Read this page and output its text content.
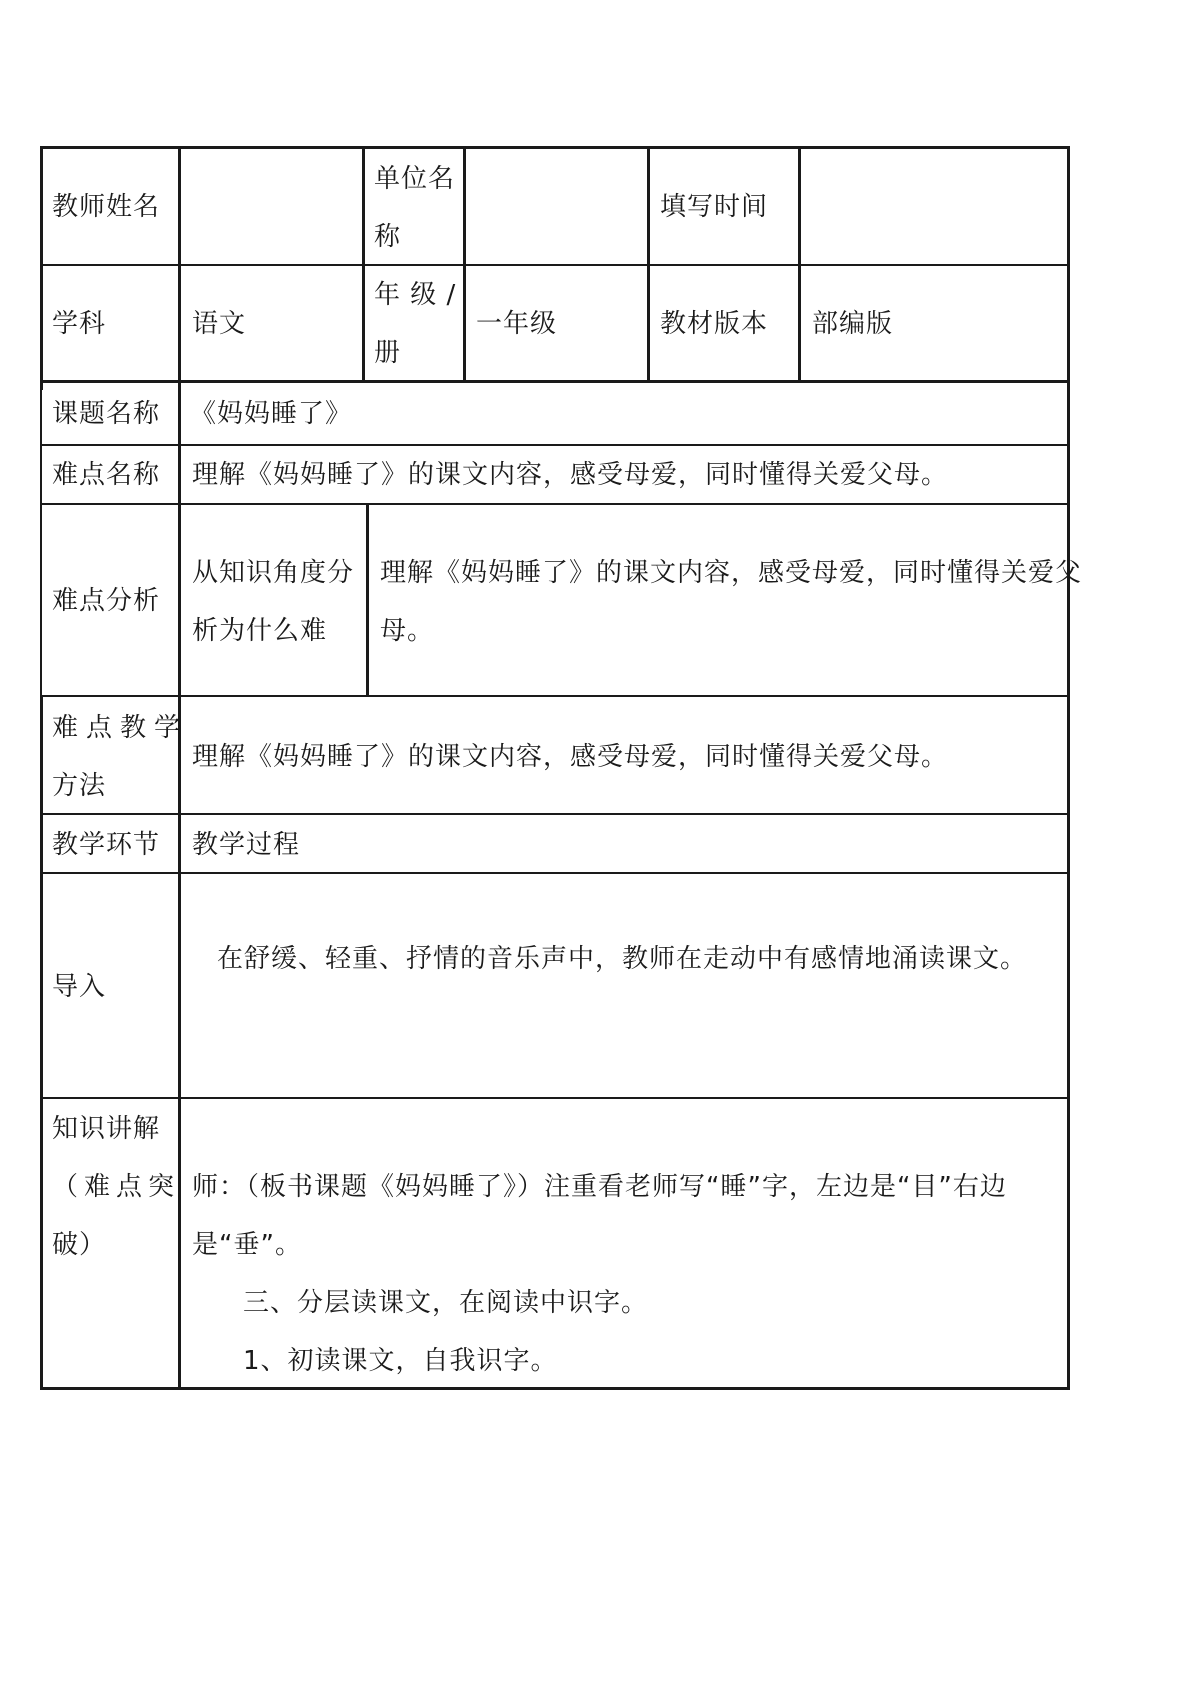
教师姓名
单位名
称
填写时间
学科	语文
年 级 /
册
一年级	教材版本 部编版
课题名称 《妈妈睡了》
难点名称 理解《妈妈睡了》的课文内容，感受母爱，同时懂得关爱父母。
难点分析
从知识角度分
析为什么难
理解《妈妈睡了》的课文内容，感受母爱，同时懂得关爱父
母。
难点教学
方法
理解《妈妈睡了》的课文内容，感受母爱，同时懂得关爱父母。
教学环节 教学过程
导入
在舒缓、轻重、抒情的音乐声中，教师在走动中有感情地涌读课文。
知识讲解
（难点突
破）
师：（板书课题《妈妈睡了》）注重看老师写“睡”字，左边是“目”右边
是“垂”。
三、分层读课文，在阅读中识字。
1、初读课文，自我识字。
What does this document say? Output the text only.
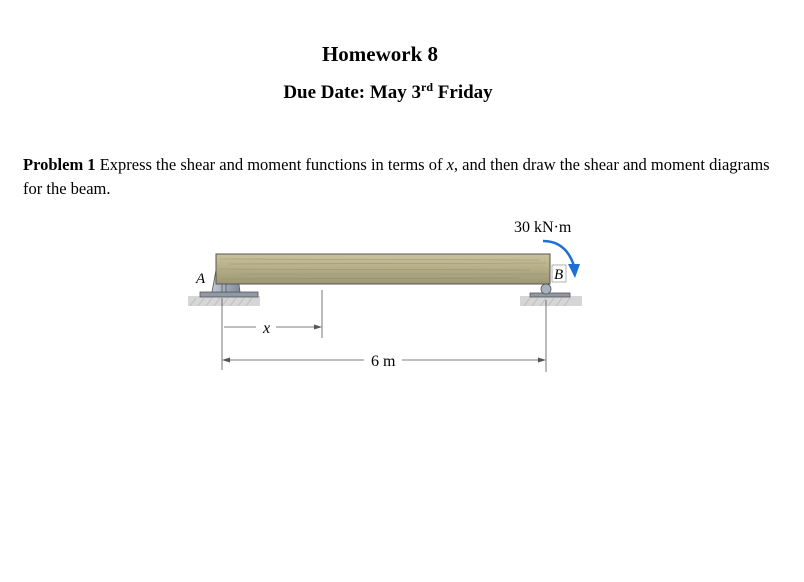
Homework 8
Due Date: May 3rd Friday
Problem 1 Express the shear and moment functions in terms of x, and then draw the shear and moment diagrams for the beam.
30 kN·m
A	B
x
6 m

• [REQUEST] Only the lines from the line containing "What does this" through the end of the data are to be reproduced, exactly and with both ends included; pictures are omitted.

• [THE REPLY]
What does this document say? Output the text only.
Homework 8
Due Date: May 3rd Friday
Problem 1 Express the shear and moment functions in terms of x, and then draw the shear and moment diagrams for the beam.
30 kN·m
A	B
x
6 m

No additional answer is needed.